**What the exercise asks:**
Check each line of the listing below for the string "Close", and give only how many lines hold it.

****************

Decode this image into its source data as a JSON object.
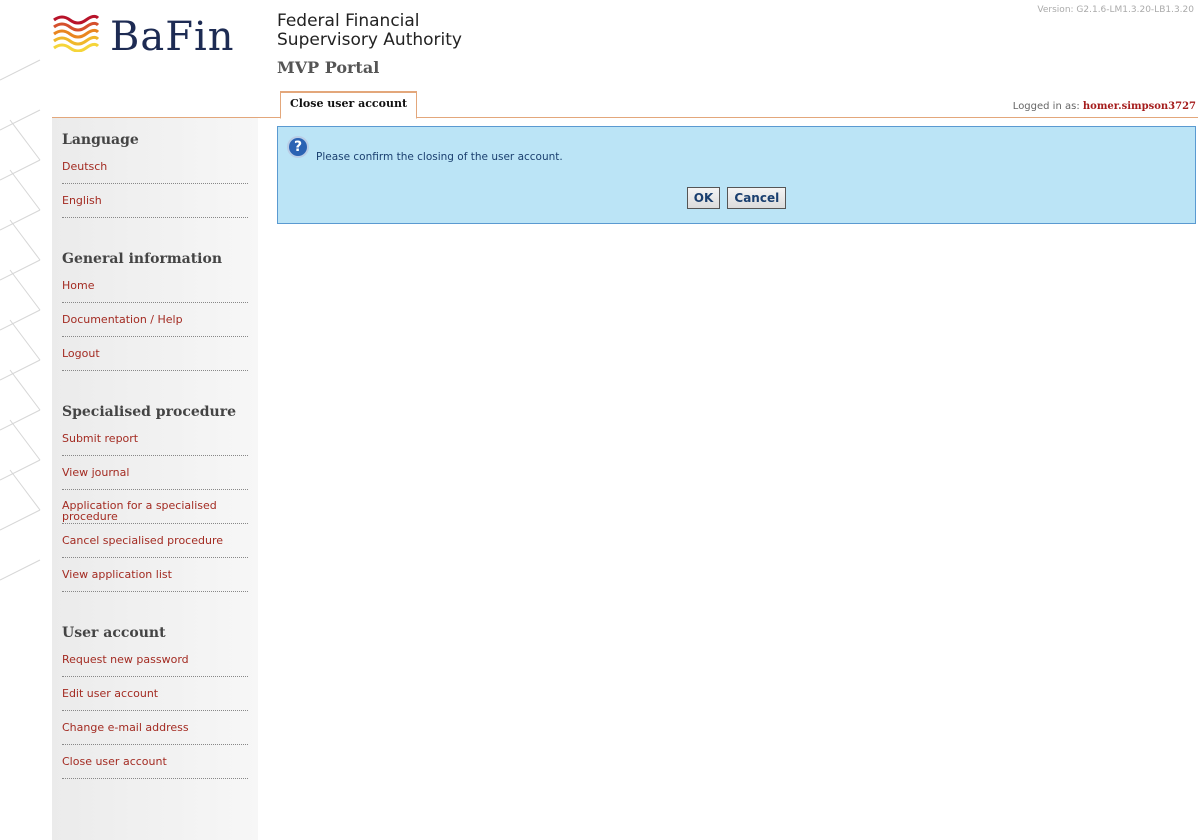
{
  "header": {
    "logo_text": "BaFin",
    "org_line1": "Federal Financial",
    "org_line2": "Supervisory Authority",
    "portal": "MVP Portal",
    "version": "Version: G2.1.6-LM1.3.20-LB1.3.20"
  },
  "tab": {
    "label": "Close user account"
  },
  "user": {
    "prefix": "Logged in as: ",
    "name": "homer.simpson3727"
  },
  "sidebar": {
    "sections": [
      {
        "heading": "Language",
        "items": [
          "Deutsch",
          "English"
        ]
      },
      {
        "heading": "General information",
        "items": [
          "Home",
          "Documentation / Help",
          "Logout"
        ]
      },
      {
        "heading": "Specialised procedure",
        "items": [
          "Submit report",
          "View journal",
          "Application for a specialised procedure",
          "Cancel specialised procedure",
          "View application list"
        ]
      },
      {
        "heading": "User account",
        "items": [
          "Request new password",
          "Edit user account",
          "Change e-mail address",
          "Close user account"
        ]
      }
    ]
  },
  "dialog": {
    "message": "Please confirm the closing of the user account.",
    "ok_label": "OK",
    "cancel_label": "Cancel"
  },
  "colors": {
    "accent": "#e3a77b",
    "link": "#a32b22",
    "dialog_bg": "#bbe4f6"
  }
}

****************

**Exercise result:**
2